▶ **WORK TO BE COMPLETED**: Write out everything from the start of the entries down to the line containing "capability-label: Implementation (244, 450, 340, 465)", both ends included, replacing "level-label" with "tier-label" and leaving everything else unchanged.

════

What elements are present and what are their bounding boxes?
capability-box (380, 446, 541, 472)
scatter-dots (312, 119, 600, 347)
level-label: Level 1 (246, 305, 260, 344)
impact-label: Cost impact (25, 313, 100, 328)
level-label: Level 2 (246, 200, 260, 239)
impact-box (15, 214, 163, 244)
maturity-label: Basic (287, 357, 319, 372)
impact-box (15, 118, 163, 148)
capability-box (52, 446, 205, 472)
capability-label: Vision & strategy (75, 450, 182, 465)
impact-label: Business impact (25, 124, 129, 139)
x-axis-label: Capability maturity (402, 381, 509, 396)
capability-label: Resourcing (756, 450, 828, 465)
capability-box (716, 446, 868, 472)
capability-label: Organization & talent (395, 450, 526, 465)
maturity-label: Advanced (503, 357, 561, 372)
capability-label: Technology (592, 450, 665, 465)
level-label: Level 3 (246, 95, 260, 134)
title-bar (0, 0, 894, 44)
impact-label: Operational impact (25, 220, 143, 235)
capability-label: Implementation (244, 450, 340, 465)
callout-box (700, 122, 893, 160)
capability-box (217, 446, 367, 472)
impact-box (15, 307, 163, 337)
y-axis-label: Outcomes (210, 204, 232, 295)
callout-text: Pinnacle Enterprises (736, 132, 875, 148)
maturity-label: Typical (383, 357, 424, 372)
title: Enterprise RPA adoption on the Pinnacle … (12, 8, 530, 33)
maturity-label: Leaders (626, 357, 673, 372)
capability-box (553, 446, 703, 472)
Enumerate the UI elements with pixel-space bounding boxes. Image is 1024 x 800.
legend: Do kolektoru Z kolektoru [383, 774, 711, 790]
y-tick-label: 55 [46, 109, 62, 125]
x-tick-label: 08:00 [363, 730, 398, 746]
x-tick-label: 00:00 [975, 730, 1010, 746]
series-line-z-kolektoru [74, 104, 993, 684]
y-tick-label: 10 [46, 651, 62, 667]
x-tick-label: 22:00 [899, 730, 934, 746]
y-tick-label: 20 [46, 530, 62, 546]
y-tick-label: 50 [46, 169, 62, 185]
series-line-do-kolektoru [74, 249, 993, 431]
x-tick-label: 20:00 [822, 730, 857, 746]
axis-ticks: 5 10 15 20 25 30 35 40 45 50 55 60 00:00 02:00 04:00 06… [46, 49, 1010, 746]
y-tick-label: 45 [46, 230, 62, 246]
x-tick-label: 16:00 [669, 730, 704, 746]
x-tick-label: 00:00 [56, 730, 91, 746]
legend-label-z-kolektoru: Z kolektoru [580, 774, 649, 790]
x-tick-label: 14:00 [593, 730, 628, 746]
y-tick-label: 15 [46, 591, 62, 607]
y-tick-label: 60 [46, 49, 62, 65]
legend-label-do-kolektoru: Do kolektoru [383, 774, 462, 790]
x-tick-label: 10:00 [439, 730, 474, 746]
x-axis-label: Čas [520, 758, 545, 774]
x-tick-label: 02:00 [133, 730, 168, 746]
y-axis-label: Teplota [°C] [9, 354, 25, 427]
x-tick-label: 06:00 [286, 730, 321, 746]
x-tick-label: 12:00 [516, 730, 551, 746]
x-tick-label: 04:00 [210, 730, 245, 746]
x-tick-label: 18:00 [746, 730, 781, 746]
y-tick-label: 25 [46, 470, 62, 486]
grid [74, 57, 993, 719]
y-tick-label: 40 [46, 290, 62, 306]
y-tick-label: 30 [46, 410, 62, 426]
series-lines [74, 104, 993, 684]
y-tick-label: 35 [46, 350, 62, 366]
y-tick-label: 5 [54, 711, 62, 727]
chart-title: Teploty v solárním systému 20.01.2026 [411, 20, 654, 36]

════

▶ **REPLY TO THE TASK**:
What elements are present and what are their bounding boxes?
capability-box (380, 446, 541, 472)
scatter-dots (312, 119, 600, 347)
tier-label: Level 1 (246, 305, 260, 344)
impact-label: Cost impact (25, 313, 100, 328)
tier-label: Level 2 (246, 200, 260, 239)
impact-box (15, 214, 163, 244)
maturity-label: Basic (287, 357, 319, 372)
impact-box (15, 118, 163, 148)
capability-box (52, 446, 205, 472)
capability-label: Vision & strategy (75, 450, 182, 465)
impact-label: Business impact (25, 124, 129, 139)
x-axis-label: Capability maturity (402, 381, 509, 396)
capability-label: Resourcing (756, 450, 828, 465)
capability-box (716, 446, 868, 472)
capability-label: Organization & talent (395, 450, 526, 465)
maturity-label: Advanced (503, 357, 561, 372)
capability-label: Technology (592, 450, 665, 465)
tier-label: Level 3 (246, 95, 260, 134)
title-bar (0, 0, 894, 44)
impact-label: Operational impact (25, 220, 143, 235)
capability-label: Implementation (244, 450, 340, 465)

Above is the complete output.